_PROBLEM TO SOLVE_
Copy everything from the row containing "staticText: 9 <box>335 739 364 806</box>" down to the row containing "button[interactable]: 2 <box>166", including both of those rows.

_ENTRIES_
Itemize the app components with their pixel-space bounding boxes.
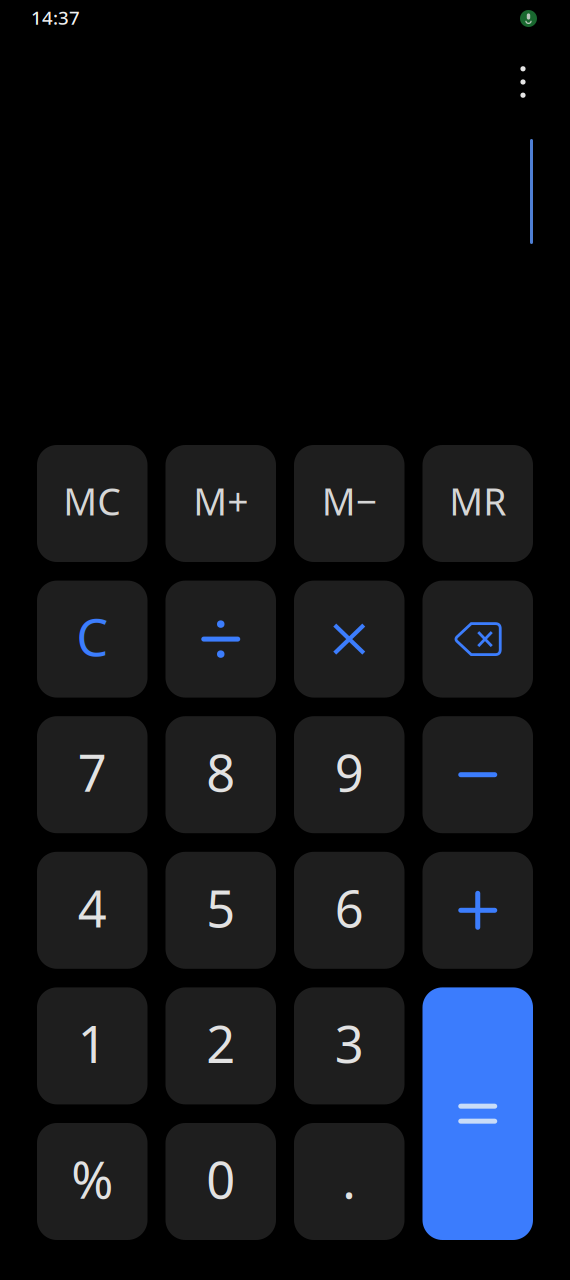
staticText: 9 <box>335 739 364 806</box>
staticText: 0 <box>206 1145 235 1213</box>
button[interactable]: C <box>37 581 148 698</box>
staticText: M+ <box>193 476 248 526</box>
button[interactable]: MC <box>37 445 148 562</box>
staticText: C <box>76 603 108 670</box>
staticText: 5 <box>206 874 235 942</box>
button[interactable]: Backspace <box>422 581 533 698</box>
staticText: 4 <box>78 874 107 942</box>
button[interactable]: 8 <box>166 716 276 833</box>
button[interactable]: Divide <box>166 581 276 698</box>
button[interactable]: More options <box>500 59 546 105</box>
button[interactable]: 2 <box>166 987 276 1104</box>
button[interactable]: M− <box>294 445 404 562</box>
button[interactable]: 9 <box>294 716 404 833</box>
staticText: 6 <box>335 874 364 942</box>
staticText: MR <box>449 476 506 526</box>
button[interactable]: 1 <box>37 987 148 1104</box>
button[interactable]: 7 <box>37 716 148 833</box>
button[interactable]: % <box>37 1123 148 1240</box>
button[interactable]: MR <box>422 445 533 562</box>
button[interactable]: Minus <box>422 716 533 833</box>
button[interactable]: 4 <box>37 852 148 969</box>
button[interactable]: 3 <box>294 987 404 1104</box>
staticText: 8 <box>206 739 235 806</box>
staticText: . <box>342 1145 356 1213</box>
staticText: 14:37 <box>31 5 80 30</box>
button[interactable]: . <box>294 1123 404 1240</box>
staticText: 2 <box>206 1010 235 1077</box>
button[interactable]: 5 <box>166 852 276 969</box>
staticText: 7 <box>78 739 107 806</box>
staticText: M− <box>322 476 377 526</box>
button[interactable]: Plus <box>422 852 533 969</box>
staticText: MC <box>63 476 121 526</box>
staticText: 1 <box>78 1010 107 1077</box>
staticText: % <box>71 1145 113 1213</box>
button[interactable]: 0 <box>166 1123 276 1240</box>
button[interactable]: 6 <box>294 852 404 969</box>
button[interactable]: M+ <box>166 445 276 562</box>
button[interactable]: Multiply <box>294 581 404 698</box>
staticText: 3 <box>335 1010 364 1077</box>
button[interactable]: Equals <box>422 987 533 1240</box>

_RESPONSE_
staticText: 9 <box>335 739 364 806</box>
staticText: 0 <box>206 1145 235 1213</box>
button[interactable]: C <box>37 581 148 698</box>
staticText: M+ <box>193 476 248 526</box>
button[interactable]: MC <box>37 445 148 562</box>
staticText: C <box>76 603 108 670</box>
staticText: 5 <box>206 874 235 942</box>
button[interactable]: Backspace <box>422 581 533 698</box>
staticText: 4 <box>78 874 107 942</box>
button[interactable]: 8 <box>166 716 276 833</box>
button[interactable]: Divide <box>166 581 276 698</box>
button[interactable]: More options <box>500 59 546 105</box>
button[interactable]: 2 <box>166 987 276 1104</box>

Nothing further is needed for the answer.